§ WHAT THE TASK ASKS: Every entry below must be repeated exactly; skip the pictures.
— begin INPUT MATERIAL —
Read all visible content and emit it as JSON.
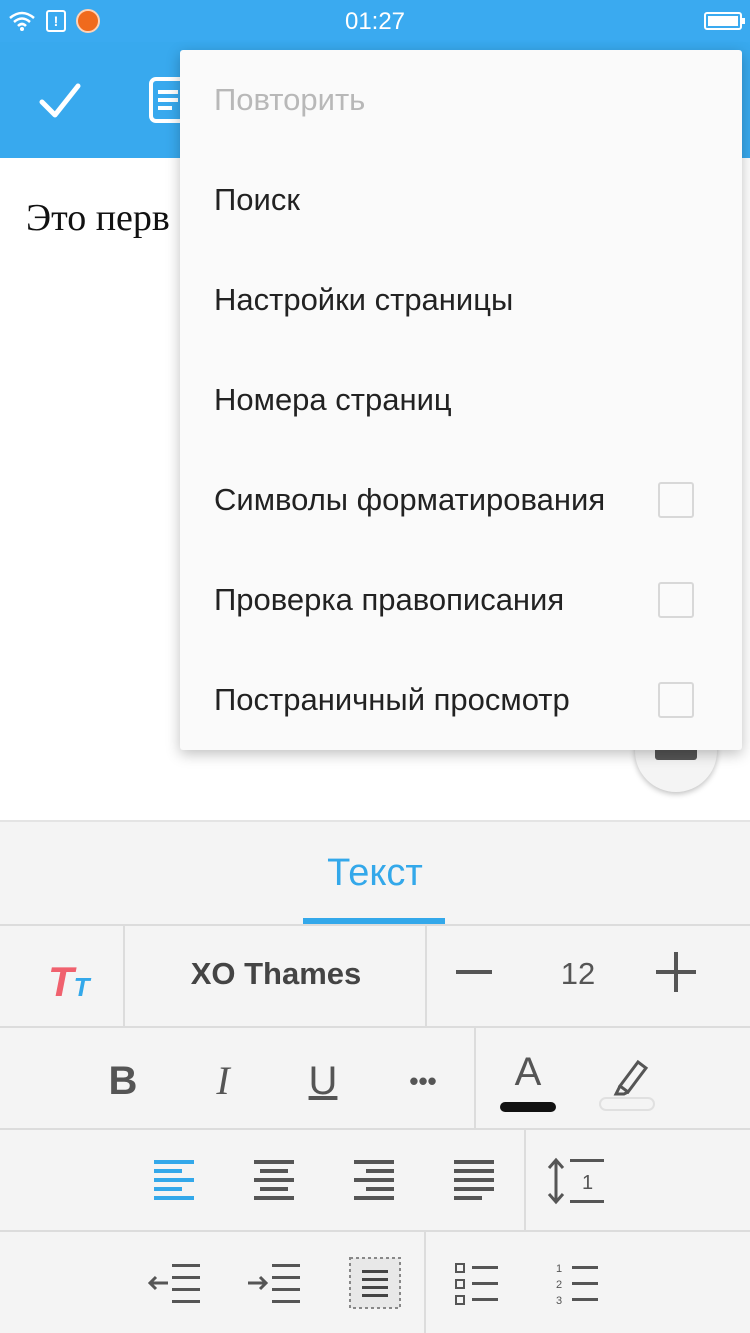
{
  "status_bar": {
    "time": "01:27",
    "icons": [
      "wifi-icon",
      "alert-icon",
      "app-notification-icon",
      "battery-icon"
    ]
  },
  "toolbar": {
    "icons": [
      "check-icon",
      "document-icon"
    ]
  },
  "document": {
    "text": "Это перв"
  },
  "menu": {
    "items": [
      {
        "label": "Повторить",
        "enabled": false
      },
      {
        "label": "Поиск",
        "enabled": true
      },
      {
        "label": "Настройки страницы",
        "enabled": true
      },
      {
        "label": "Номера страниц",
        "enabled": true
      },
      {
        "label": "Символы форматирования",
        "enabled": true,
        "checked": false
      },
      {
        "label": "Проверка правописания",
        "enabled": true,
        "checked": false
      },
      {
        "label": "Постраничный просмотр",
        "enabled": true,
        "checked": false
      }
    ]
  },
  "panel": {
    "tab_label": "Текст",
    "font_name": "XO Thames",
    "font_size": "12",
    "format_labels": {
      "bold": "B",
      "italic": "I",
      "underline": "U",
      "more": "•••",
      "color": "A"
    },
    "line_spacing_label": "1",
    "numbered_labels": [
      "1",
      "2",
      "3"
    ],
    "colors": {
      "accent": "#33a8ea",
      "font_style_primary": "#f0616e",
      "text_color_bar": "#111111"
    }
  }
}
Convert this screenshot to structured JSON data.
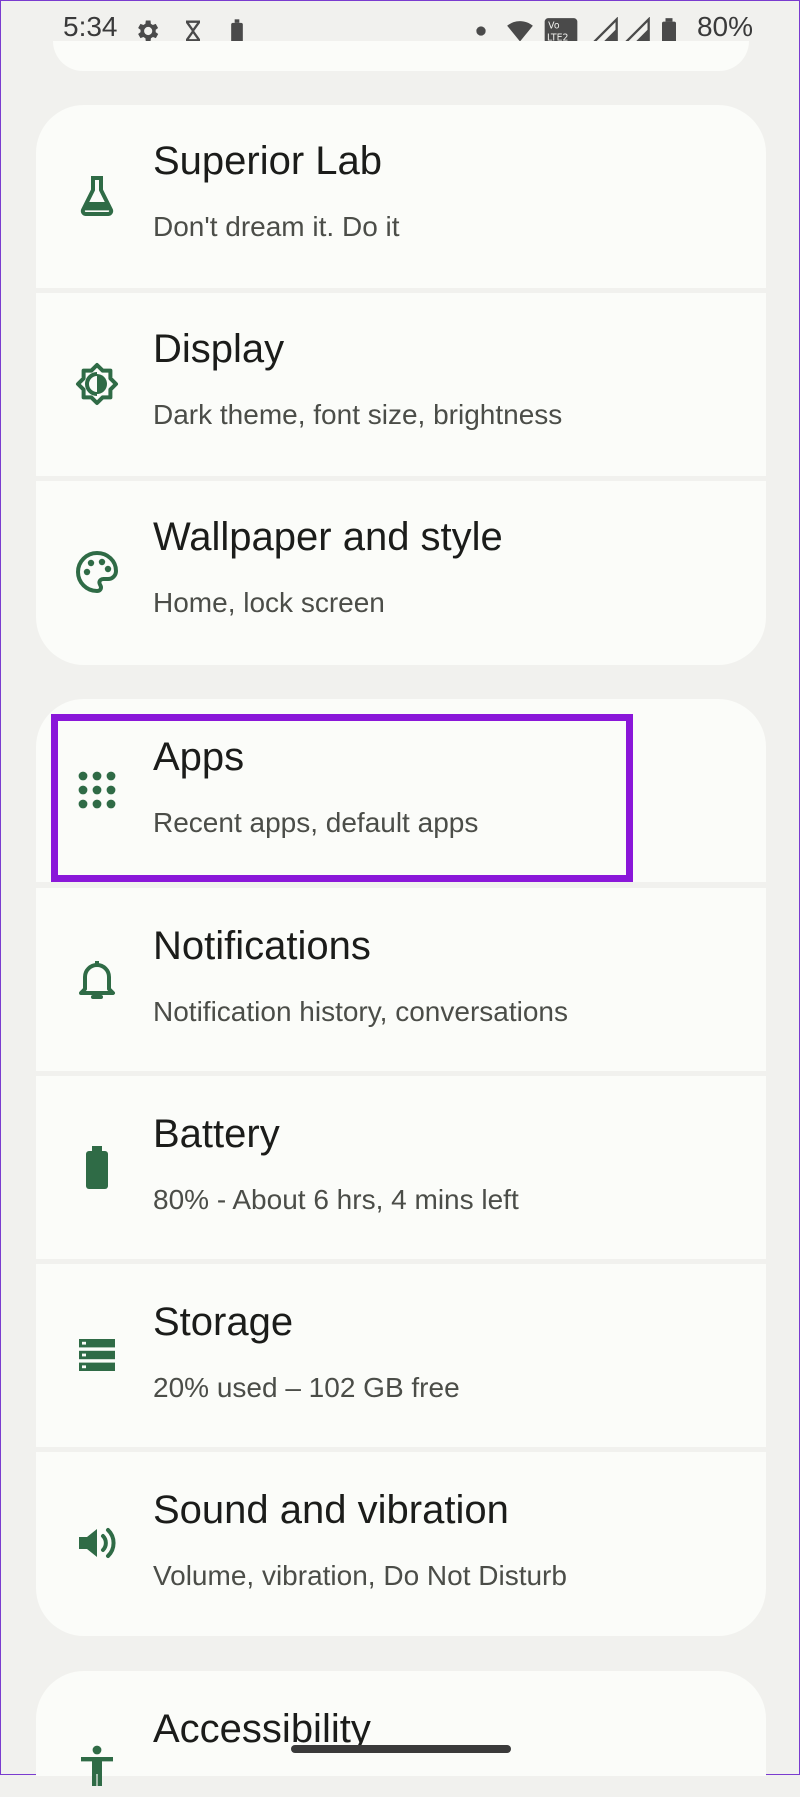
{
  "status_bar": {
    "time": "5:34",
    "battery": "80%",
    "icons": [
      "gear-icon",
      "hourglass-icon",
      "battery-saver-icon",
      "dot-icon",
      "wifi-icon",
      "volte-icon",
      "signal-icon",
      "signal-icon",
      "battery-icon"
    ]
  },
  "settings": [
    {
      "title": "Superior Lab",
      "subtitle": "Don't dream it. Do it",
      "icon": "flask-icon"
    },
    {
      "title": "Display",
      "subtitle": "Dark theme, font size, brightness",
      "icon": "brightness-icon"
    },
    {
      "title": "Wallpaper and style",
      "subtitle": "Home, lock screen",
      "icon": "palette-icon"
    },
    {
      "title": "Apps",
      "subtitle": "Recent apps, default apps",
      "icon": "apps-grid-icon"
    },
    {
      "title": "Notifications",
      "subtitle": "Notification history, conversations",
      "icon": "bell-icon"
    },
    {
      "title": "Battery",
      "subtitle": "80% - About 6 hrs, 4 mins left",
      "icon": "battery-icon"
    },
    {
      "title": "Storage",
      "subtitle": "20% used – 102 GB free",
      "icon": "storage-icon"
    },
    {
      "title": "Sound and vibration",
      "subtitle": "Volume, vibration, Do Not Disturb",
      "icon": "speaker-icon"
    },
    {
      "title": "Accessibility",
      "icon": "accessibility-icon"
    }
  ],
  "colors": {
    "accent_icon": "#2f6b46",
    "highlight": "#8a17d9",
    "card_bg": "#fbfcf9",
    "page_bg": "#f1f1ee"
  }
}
— end INPUT MATERIAL —
§ SOLUTION:
Read all visible content and emit it as JSON.
{
  "status_bar": {
    "time": "01:27",
    "icons": [
      "wifi-icon",
      "alert-icon",
      "app-notification-icon",
      "battery-icon"
    ]
  },
  "toolbar": {
    "icons": [
      "check-icon",
      "document-icon"
    ]
  },
  "document": {
    "text": "Это перв"
  },
  "menu": {
    "items": [
      {
        "label": "Повторить",
        "enabled": false
      },
      {
        "label": "Поиск",
        "enabled": true
      },
      {
        "label": "Настройки страницы",
        "enabled": true
      },
      {
        "label": "Номера страниц",
        "enabled": true
      },
      {
        "label": "Символы форматирования",
        "enabled": true,
        "checked": false
      },
      {
        "label": "Проверка правописания",
        "enabled": true,
        "checked": false
      },
      {
        "label": "Постраничный просмотр",
        "enabled": true,
        "checked": false
      }
    ]
  },
  "panel": {
    "tab_label": "Текст",
    "font_name": "XO Thames",
    "font_size": "12",
    "format_labels": {
      "bold": "B",
      "italic": "I",
      "underline": "U",
      "more": "•••",
      "color": "A"
    },
    "line_spacing_label": "1",
    "numbered_labels": [
      "1",
      "2",
      "3"
    ],
    "colors": {
      "accent": "#33a8ea",
      "font_style_primary": "#f0616e",
      "text_color_bar": "#111111"
    }
  }
}
Convert this screenshot to structured JSON data.
{
  "status_bar": {
    "time": "5:34",
    "battery": "80%",
    "icons": [
      "gear-icon",
      "hourglass-icon",
      "battery-saver-icon",
      "dot-icon",
      "wifi-icon",
      "volte-icon",
      "signal-icon",
      "signal-icon",
      "battery-icon"
    ]
  },
  "settings": [
    {
      "title": "Superior Lab",
      "subtitle": "Don't dream it. Do it",
      "icon": "flask-icon"
    },
    {
      "title": "Display",
      "subtitle": "Dark theme, font size, brightness",
      "icon": "brightness-icon"
    },
    {
      "title": "Wallpaper and style",
      "subtitle": "Home, lock screen",
      "icon": "palette-icon"
    },
    {
      "title": "Apps",
      "subtitle": "Recent apps, default apps",
      "icon": "apps-grid-icon"
    },
    {
      "title": "Notifications",
      "subtitle": "Notification history, conversations",
      "icon": "bell-icon"
    },
    {
      "title": "Battery",
      "subtitle": "80% - About 6 hrs, 4 mins left",
      "icon": "battery-icon"
    },
    {
      "title": "Storage",
      "subtitle": "20% used – 102 GB free",
      "icon": "storage-icon"
    },
    {
      "title": "Sound and vibration",
      "subtitle": "Volume, vibration, Do Not Disturb",
      "icon": "speaker-icon"
    },
    {
      "title": "Accessibility",
      "icon": "accessibility-icon"
    }
  ],
  "colors": {
    "accent_icon": "#2f6b46",
    "highlight": "#8a17d9",
    "card_bg": "#fbfcf9",
    "page_bg": "#f1f1ee"
  }
}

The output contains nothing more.